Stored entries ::
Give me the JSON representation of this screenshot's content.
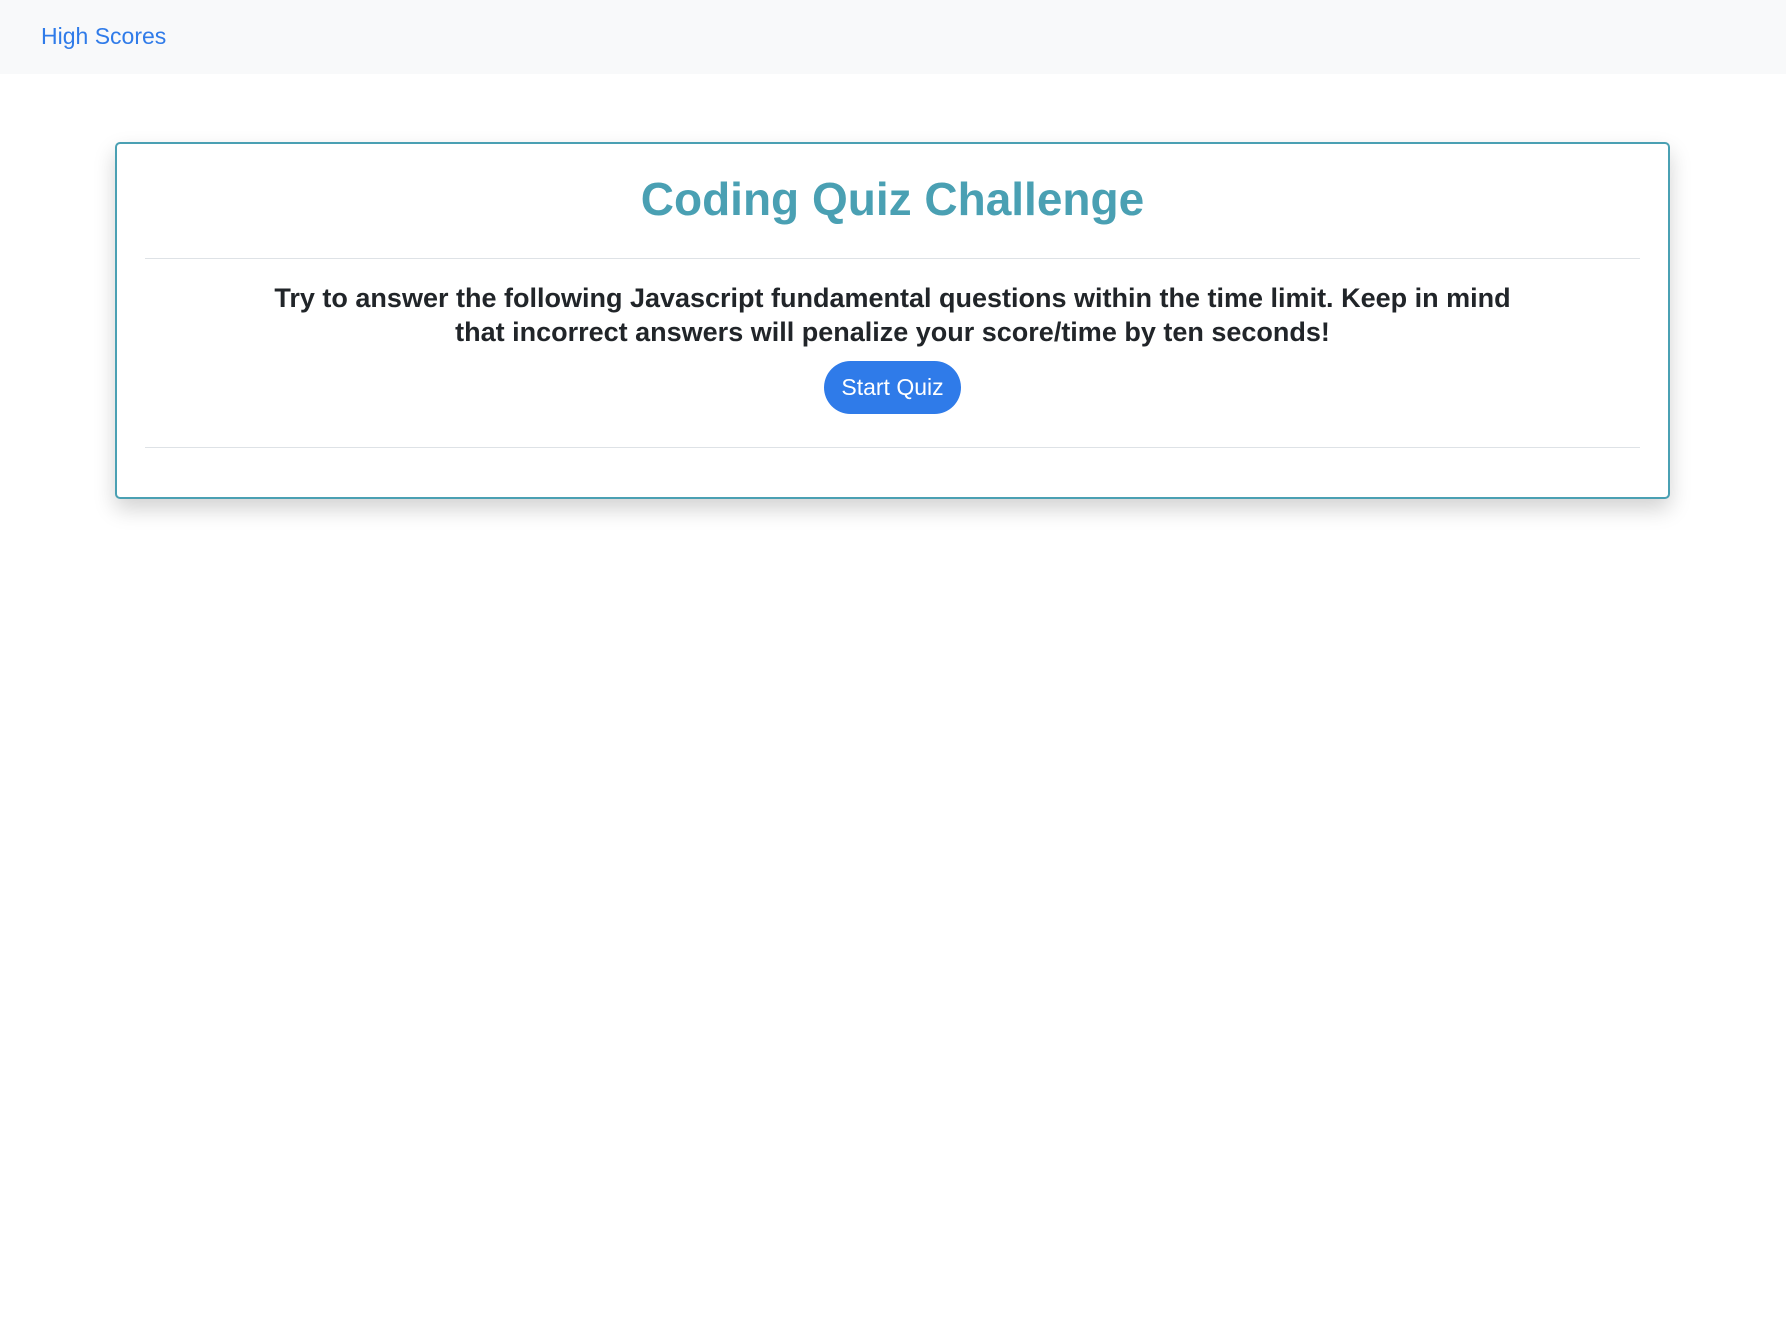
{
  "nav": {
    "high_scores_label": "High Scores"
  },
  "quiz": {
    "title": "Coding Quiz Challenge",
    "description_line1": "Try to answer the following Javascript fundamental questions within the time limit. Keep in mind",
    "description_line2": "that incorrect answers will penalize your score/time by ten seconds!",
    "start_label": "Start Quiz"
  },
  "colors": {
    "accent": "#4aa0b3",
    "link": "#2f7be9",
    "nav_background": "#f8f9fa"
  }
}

REQUEST :: Restate each of the entries above word for word and skip every image.

OUTPUT ::
Give me the JSON representation of this screenshot's content.
{
  "nav": {
    "high_scores_label": "High Scores"
  },
  "quiz": {
    "title": "Coding Quiz Challenge",
    "description_line1": "Try to answer the following Javascript fundamental questions within the time limit. Keep in mind",
    "description_line2": "that incorrect answers will penalize your score/time by ten seconds!",
    "start_label": "Start Quiz"
  },
  "colors": {
    "accent": "#4aa0b3",
    "link": "#2f7be9",
    "nav_background": "#f8f9fa"
  }
}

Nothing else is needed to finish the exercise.